## THE RECORDS

[start]

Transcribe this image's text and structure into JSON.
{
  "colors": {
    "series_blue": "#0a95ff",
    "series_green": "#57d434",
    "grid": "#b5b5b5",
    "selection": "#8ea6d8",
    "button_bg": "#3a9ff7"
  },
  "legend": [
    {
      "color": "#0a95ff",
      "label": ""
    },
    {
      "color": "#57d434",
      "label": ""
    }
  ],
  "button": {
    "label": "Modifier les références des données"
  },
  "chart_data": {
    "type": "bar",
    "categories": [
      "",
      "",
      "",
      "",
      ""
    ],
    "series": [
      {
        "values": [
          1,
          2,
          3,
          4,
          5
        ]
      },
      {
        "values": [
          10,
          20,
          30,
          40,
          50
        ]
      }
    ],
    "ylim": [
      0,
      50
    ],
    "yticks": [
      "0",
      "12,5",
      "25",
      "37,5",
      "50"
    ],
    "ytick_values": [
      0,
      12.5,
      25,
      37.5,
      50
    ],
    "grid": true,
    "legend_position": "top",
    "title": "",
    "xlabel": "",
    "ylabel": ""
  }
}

[end]

## EXERCISE AIM
Write out the entries above once more, without altering anything.

## WRITTEN RESPONSE
Transcribe this image's text and structure into JSON.
{
  "colors": {
    "series_blue": "#0a95ff",
    "series_green": "#57d434",
    "grid": "#b5b5b5",
    "selection": "#8ea6d8",
    "button_bg": "#3a9ff7"
  },
  "legend": [
    {
      "color": "#0a95ff",
      "label": ""
    },
    {
      "color": "#57d434",
      "label": ""
    }
  ],
  "button": {
    "label": "Modifier les références des données"
  },
  "chart_data": {
    "type": "bar",
    "categories": [
      "",
      "",
      "",
      "",
      ""
    ],
    "series": [
      {
        "values": [
          1,
          2,
          3,
          4,
          5
        ]
      },
      {
        "values": [
          10,
          20,
          30,
          40,
          50
        ]
      }
    ],
    "ylim": [
      0,
      50
    ],
    "yticks": [
      "0",
      "12,5",
      "25",
      "37,5",
      "50"
    ],
    "ytick_values": [
      0,
      12.5,
      25,
      37.5,
      50
    ],
    "grid": true,
    "legend_position": "top",
    "title": "",
    "xlabel": "",
    "ylabel": ""
  }
}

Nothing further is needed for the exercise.